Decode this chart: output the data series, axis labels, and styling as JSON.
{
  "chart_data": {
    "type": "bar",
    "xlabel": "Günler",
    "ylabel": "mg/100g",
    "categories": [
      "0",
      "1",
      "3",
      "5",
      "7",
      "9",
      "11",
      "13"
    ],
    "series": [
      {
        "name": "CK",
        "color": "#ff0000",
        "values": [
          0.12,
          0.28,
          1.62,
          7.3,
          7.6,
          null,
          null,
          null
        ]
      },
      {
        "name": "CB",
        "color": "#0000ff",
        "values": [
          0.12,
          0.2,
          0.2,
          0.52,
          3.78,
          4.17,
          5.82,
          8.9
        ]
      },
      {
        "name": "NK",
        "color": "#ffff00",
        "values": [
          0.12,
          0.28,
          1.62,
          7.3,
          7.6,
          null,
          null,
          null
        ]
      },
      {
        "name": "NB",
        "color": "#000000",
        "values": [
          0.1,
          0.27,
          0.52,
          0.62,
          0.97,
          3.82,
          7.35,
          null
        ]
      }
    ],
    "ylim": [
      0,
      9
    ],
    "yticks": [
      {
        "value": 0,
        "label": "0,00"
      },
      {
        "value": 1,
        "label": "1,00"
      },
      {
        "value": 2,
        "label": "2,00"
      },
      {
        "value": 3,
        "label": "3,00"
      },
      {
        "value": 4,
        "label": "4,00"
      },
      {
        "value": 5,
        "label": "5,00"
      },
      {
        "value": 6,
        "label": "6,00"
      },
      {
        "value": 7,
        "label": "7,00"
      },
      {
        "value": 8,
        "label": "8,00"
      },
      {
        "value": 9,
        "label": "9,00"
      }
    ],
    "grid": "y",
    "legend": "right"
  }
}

▸ **Given problem**
Go through the records and show every line with the string "color" in it.

▸ **Solution to this problem**
        "color": "#ff0000",
        "color": "#0000ff",
        "color": "#ffff00",
        "color": "#000000",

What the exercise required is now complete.